• _Task_
The answer must consist of every line in the records below that contains the string "American".

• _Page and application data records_
::::::
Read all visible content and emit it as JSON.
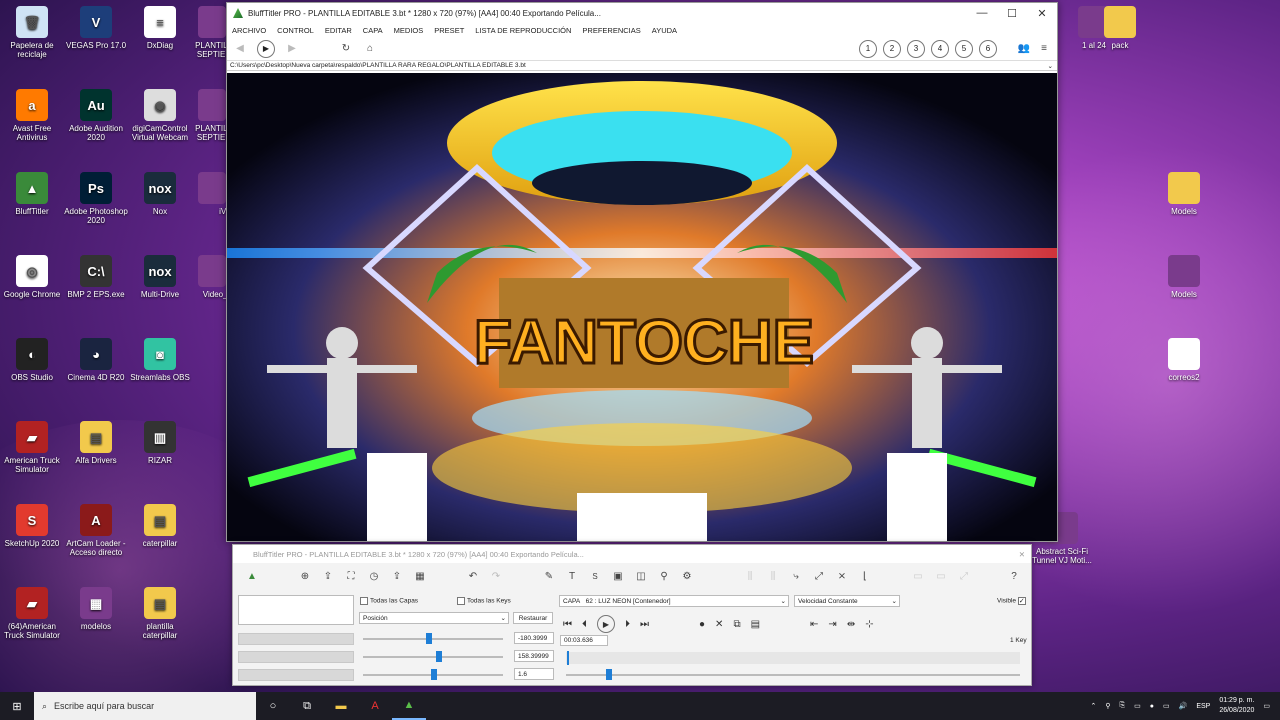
{
  "desktop": {
    "icons_left": [
      {
        "label": "Papelera de reciclaje",
        "icon": "recycle-bin-icon",
        "color": "#cfe3f5",
        "glyph": "🗑"
      },
      {
        "label": "VEGAS Pro 17.0",
        "icon": "vegas-icon",
        "color": "#1d3e7a",
        "glyph": "V"
      },
      {
        "label": "DxDiag",
        "icon": "document-icon",
        "color": "#ffffff",
        "glyph": "≡"
      },
      {
        "label": "Avast Free Antivirus",
        "icon": "avast-icon",
        "color": "#ff7a00",
        "glyph": "a"
      },
      {
        "label": "Adobe Audition 2020",
        "icon": "audition-icon",
        "color": "#00332e",
        "glyph": "Au"
      },
      {
        "label": "digiCamControl Virtual Webcam",
        "icon": "webcam-icon",
        "color": "#dddddd",
        "glyph": "◉"
      },
      {
        "label": "BluffTitler",
        "icon": "blufftitler-icon",
        "color": "#3a8a3a",
        "glyph": "▲"
      },
      {
        "label": "Adobe Photoshop 2020",
        "icon": "photoshop-icon",
        "color": "#001e36",
        "glyph": "Ps"
      },
      {
        "label": "Nox",
        "icon": "nox-icon",
        "color": "#1a2c3c",
        "glyph": "nox"
      },
      {
        "label": "Google Chrome",
        "icon": "chrome-icon",
        "color": "#ffffff",
        "glyph": "◎"
      },
      {
        "label": "BMP 2 EPS.exe",
        "icon": "terminal-icon",
        "color": "#333333",
        "glyph": "C:\\"
      },
      {
        "label": "Multi-Drive",
        "icon": "nox-multi-icon",
        "color": "#1a2c3c",
        "glyph": "nox"
      },
      {
        "label": "OBS Studio",
        "icon": "obs-icon",
        "color": "#222222",
        "glyph": "◐"
      },
      {
        "label": "Cinema 4D R20",
        "icon": "cinema4d-icon",
        "color": "#1a2440",
        "glyph": "◕"
      },
      {
        "label": "Streamlabs OBS",
        "icon": "streamlabs-icon",
        "color": "#31c3a2",
        "glyph": "◙"
      },
      {
        "label": "American Truck Simulator",
        "icon": "truck-icon",
        "color": "#b22222",
        "glyph": "▰"
      },
      {
        "label": "Alfa Drivers",
        "icon": "folder-icon",
        "color": "#f2c94c",
        "glyph": "▤"
      },
      {
        "label": "RIZAR",
        "icon": "archive-icon",
        "color": "#333333",
        "glyph": "▥"
      },
      {
        "label": "SketchUp 2020",
        "icon": "sketchup-icon",
        "color": "#e23a2e",
        "glyph": "S"
      },
      {
        "label": "ArtCam Loader - Acceso directo",
        "icon": "artcam-icon",
        "color": "#8b1a1a",
        "glyph": "A"
      },
      {
        "label": "caterpillar",
        "icon": "folder-icon",
        "color": "#f2c94c",
        "glyph": "▤"
      },
      {
        "label": "(64)American Truck Simulator",
        "icon": "truck-icon",
        "color": "#b22222",
        "glyph": "▰"
      },
      {
        "label": "modelos",
        "icon": "winrar-icon",
        "color": "#7a3b8c",
        "glyph": "▦"
      },
      {
        "label": "plantilla caterpillar",
        "icon": "folder-icon",
        "color": "#f2c94c",
        "glyph": "▤"
      }
    ],
    "icons_partial": [
      {
        "label": "PLANTILL SEPTIEM",
        "icon": "winrar-icon"
      },
      {
        "label": "PLANTILL SEPTIEM",
        "icon": "winrar-icon"
      },
      {
        "label": "iVC",
        "icon": "ivcam-icon"
      },
      {
        "label": "Video_2",
        "icon": "document-icon"
      }
    ],
    "icons_right": [
      {
        "label": "1 al 24",
        "icon": "winrar-icon"
      },
      {
        "label": "pack",
        "icon": "folder-icon"
      },
      {
        "label": "Models",
        "icon": "folder-icon"
      },
      {
        "label": "Models",
        "icon": "winrar-icon"
      },
      {
        "label": "correos2",
        "icon": "document-icon"
      },
      {
        "label": "Abstract Sci-Fi Tunnel VJ Moti...",
        "icon": "winrar-icon"
      }
    ]
  },
  "main_window": {
    "title": "BluffTitler PRO  -  PLANTILLA EDITABLE 3.bt * 1280 x 720 (97%) [AA4] 00:40 Exportando Película...",
    "menu": [
      "ARCHIVO",
      "CONTROL",
      "EDITAR",
      "CAPA",
      "MEDIOS",
      "PRESET",
      "LISTA DE REPRODUCCIÓN",
      "PREFERENCIAS",
      "AYUDA"
    ],
    "path": "C:\\Users\\pc\\Desktop\\Nueva carpeta\\respaldo\\PLANTILLA RARA REGALO\\PLANTILLA EDITABLE 3.bt",
    "badges": [
      "1",
      "2",
      "3",
      "4",
      "5",
      "6"
    ],
    "preview_logo": "FANTOCHE"
  },
  "timeline_window": {
    "title": "BluffTitler PRO  -  PLANTILLA EDITABLE 3.bt * 1280 x 720 (97%) [AA4] 00:40 Exportando Película...",
    "todas_capas": "Todas las Capas",
    "todas_keys": "Todas las Keys",
    "property": "Posición",
    "restore": "Restaurar",
    "layer_label": "CAPA",
    "layer_num": "62",
    "layer_name": ": LUZ NEON [Contenedor]",
    "speed": "Velocidad Constante",
    "visible": "Visible",
    "time": "00:03.636",
    "value_x": "-180.3999",
    "value_y": "158.39999",
    "value_z": "1.6",
    "keys": "1 Key",
    "tool_t": "T",
    "tool_s": "S"
  },
  "taskbar": {
    "search_placeholder": "Escribe aquí para buscar",
    "lang": "ESP",
    "time": "01:29 p. m.",
    "date": "26/08/2020"
  }
}
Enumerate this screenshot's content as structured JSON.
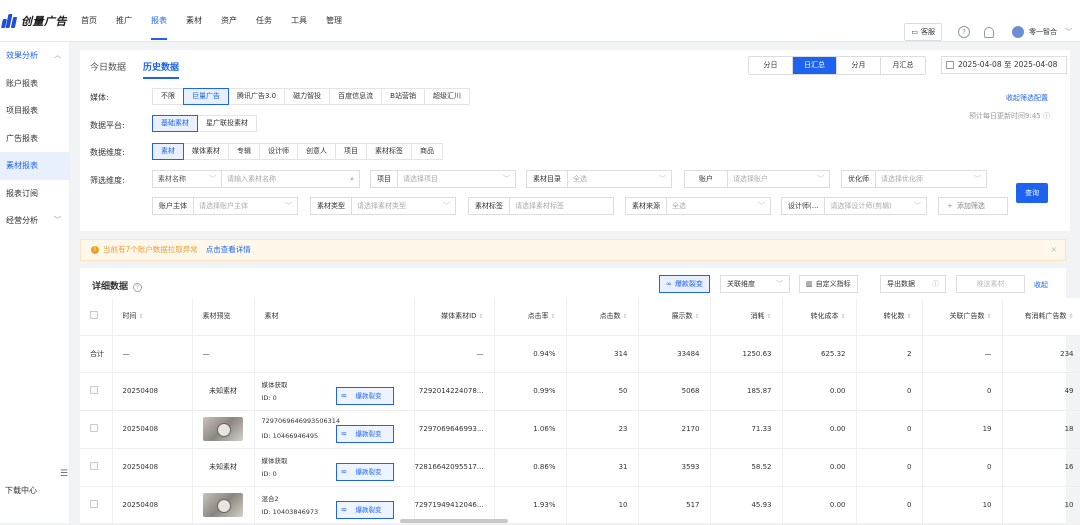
{
  "app": {
    "logo_text": "创量广告"
  },
  "topnav": {
    "items": [
      "首页",
      "推广",
      "报表",
      "素材",
      "资产",
      "任务",
      "工具",
      "管理"
    ],
    "active_index": 2
  },
  "topright": {
    "service_label": "客服",
    "help_icon": "?",
    "user_name": "零一智合"
  },
  "sidebar": {
    "groups": [
      {
        "label": "效果分析",
        "expanded": true,
        "items": [
          "账户报表",
          "项目报表",
          "广告报表",
          "素材报表",
          "报表订阅"
        ],
        "active": "素材报表"
      },
      {
        "label": "经营分析",
        "expanded": false
      }
    ],
    "bottom": "下载中心"
  },
  "tabs": [
    "今日数据",
    "历史数据"
  ],
  "active_tab": "历史数据",
  "granularity": [
    "分日",
    "日汇总",
    "分月",
    "月汇总"
  ],
  "granularity_active": "日汇总",
  "date_range": "2025-04-08 至 2025-04-08",
  "filters": {
    "media_label": "媒体:",
    "media_options": [
      "不限",
      "巨量广告",
      "腾讯广告3.0",
      "磁力智投",
      "百度信息流",
      "B站营销",
      "超级汇川"
    ],
    "media_active": "巨量广告",
    "platform_label": "数据平台:",
    "platform_options": [
      "基础素材",
      "星广联投素材"
    ],
    "platform_active": "基础素材",
    "dimension_label": "数据维度:",
    "dimension_options": [
      "素材",
      "媒体素材",
      "专辑",
      "设计师",
      "创意人",
      "项目",
      "素材标签",
      "商品"
    ],
    "dimension_active": "素材",
    "filter_label": "筛选维度:",
    "collapse_filters": "收起筛选配置",
    "update_hint": "预计每日更新时间9:45",
    "fields": {
      "name_select": "素材名称",
      "name_placeholder": "请输入素材名称",
      "project_label": "项目",
      "project_placeholder": "请选择项目",
      "dir_label": "素材目录",
      "dir_placeholder": "全选",
      "account_label": "账户",
      "account_placeholder": "请选择账户",
      "optimizer_label": "优化师",
      "optimizer_placeholder": "请选择优化师",
      "owner_label": "账户主体",
      "owner_placeholder": "请选择账户主体",
      "type_label": "素材类型",
      "type_placeholder": "请选择素材类型",
      "tag_label": "素材标签",
      "tag_placeholder": "请选择素材标签",
      "source_label": "素材来源",
      "source_placeholder": "全选",
      "designer_label": "设计师(...",
      "designer_placeholder": "请选择设计师(剪辑)",
      "add_filter": "添加筛选"
    },
    "query_button": "查询"
  },
  "alert": {
    "text": "当前有7个账户数据拉取异常",
    "link": "点击查看详情"
  },
  "table": {
    "title": "详细数据",
    "toolbar": {
      "viral": "爆款裂变",
      "related": "关联维度",
      "custom": "自定义指标",
      "export": "导出数据",
      "push": "推送素材",
      "collapse": "收起"
    },
    "headers": [
      "时间",
      "素材预览",
      "素材",
      "媒体素材ID",
      "点击率",
      "点击数",
      "展示数",
      "消耗",
      "转化成本",
      "转化数",
      "关联广告数",
      "有消耗广告数"
    ],
    "total": {
      "label": "合计",
      "time": "—",
      "preview": "—",
      "media_id": "—",
      "ctr": "0.94%",
      "clicks": "314",
      "impressions": "33484",
      "cost": "1250.63",
      "cpa": "625.32",
      "conv": "2",
      "related": "—",
      "spent_ads": "234"
    },
    "rows": [
      {
        "time": "20250408",
        "preview": "未知素材",
        "name": "媒体获取",
        "id": "ID: 0",
        "media_id": "7292014224078...",
        "ctr": "0.99%",
        "clicks": "50",
        "impressions": "5068",
        "cost": "185.87",
        "cpa": "0.00",
        "conv": "0",
        "related": "0",
        "spent_ads": "49",
        "has_thumb": false
      },
      {
        "time": "20250408",
        "preview": "",
        "name": "7297069646993506314",
        "id": "ID: 10466946495",
        "media_id": "7297069646993...",
        "ctr": "1.06%",
        "clicks": "23",
        "impressions": "2170",
        "cost": "71.33",
        "cpa": "0.00",
        "conv": "0",
        "related": "19",
        "spent_ads": "18",
        "has_thumb": true
      },
      {
        "time": "20250408",
        "preview": "未知素材",
        "name": "媒体获取",
        "id": "ID: 0",
        "media_id": "72816642095517...",
        "ctr": "0.86%",
        "clicks": "31",
        "impressions": "3593",
        "cost": "58.52",
        "cpa": "0.00",
        "conv": "0",
        "related": "0",
        "spent_ads": "16",
        "has_thumb": false
      },
      {
        "time": "20250408",
        "preview": "",
        "name": "混合2",
        "id": "ID: 10403846973",
        "media_id": "72971949412046...",
        "ctr": "1.93%",
        "clicks": "10",
        "impressions": "517",
        "cost": "45.93",
        "cpa": "0.00",
        "conv": "0",
        "related": "10",
        "spent_ads": "10",
        "has_thumb": true
      }
    ]
  },
  "colors": {
    "primary": "#1d63f0",
    "warning": "#f0a020"
  }
}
::::::
• _Output for this task_
        "label": "American Truck Simulator",
        "label": "(64)American Truck Simulator",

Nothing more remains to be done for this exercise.